_Short problem_
Repeat every line below exactly as it reads.

_Supplied records_
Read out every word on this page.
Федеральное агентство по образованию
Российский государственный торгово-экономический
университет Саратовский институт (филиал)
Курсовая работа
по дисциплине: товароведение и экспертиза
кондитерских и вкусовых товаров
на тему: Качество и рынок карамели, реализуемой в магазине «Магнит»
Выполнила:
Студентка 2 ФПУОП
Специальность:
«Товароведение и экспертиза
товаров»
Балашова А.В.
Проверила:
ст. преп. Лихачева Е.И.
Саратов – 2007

_The response_
Read out every word on this page.
Федеральное агентство по образованию
Российский государственный торгово-экономический
университет Саратовский институт (филиал)
Курсовая работа
по дисциплине: товароведение и экспертиза
кондитерских и вкусовых товаров
на тему: Качество и рынок карамели, реализуемой в магазине «Магнит»
Выполнила:
Студентка 2 ФПУОП
Специальность:
«Товароведение и экспертиза
товаров»
Балашова А.В.
Проверила:
ст. преп. Лихачева Е.И.
Саратов – 2007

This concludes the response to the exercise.